_Task instructions_
Work out how many lines of the listing hold the string "LastWriteTime". Answer with that number alone.

_Data for processing_
-- START --
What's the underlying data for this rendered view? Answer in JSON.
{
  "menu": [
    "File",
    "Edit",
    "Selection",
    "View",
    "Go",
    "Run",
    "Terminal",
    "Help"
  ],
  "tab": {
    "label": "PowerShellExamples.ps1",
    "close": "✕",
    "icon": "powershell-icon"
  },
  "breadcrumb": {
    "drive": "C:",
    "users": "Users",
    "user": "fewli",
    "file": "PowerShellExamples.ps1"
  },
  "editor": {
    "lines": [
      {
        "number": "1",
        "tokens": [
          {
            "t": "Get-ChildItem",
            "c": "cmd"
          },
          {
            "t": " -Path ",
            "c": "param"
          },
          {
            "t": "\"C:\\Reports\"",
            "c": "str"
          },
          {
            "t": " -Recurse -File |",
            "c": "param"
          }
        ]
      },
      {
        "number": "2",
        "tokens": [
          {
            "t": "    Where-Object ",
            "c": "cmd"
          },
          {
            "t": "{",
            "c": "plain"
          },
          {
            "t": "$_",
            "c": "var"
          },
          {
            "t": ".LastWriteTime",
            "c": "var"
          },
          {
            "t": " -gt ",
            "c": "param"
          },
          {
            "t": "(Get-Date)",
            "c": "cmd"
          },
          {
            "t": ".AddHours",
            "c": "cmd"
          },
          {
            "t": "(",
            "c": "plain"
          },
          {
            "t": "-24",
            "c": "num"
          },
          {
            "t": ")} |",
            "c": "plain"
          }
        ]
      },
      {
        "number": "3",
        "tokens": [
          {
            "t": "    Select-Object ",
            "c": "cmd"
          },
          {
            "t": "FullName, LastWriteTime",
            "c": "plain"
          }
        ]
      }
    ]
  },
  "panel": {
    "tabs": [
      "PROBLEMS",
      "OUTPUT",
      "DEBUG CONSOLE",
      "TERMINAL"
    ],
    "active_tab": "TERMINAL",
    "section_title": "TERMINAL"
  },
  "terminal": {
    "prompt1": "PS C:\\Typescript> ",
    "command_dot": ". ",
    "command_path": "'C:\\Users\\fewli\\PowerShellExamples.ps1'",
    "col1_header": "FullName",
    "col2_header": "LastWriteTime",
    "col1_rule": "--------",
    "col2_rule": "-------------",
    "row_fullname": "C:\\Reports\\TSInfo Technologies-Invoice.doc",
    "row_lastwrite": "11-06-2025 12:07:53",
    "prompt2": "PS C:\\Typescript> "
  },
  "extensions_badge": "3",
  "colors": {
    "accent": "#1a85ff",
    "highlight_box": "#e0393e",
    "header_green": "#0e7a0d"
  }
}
-- END --
_Answer to this task_
3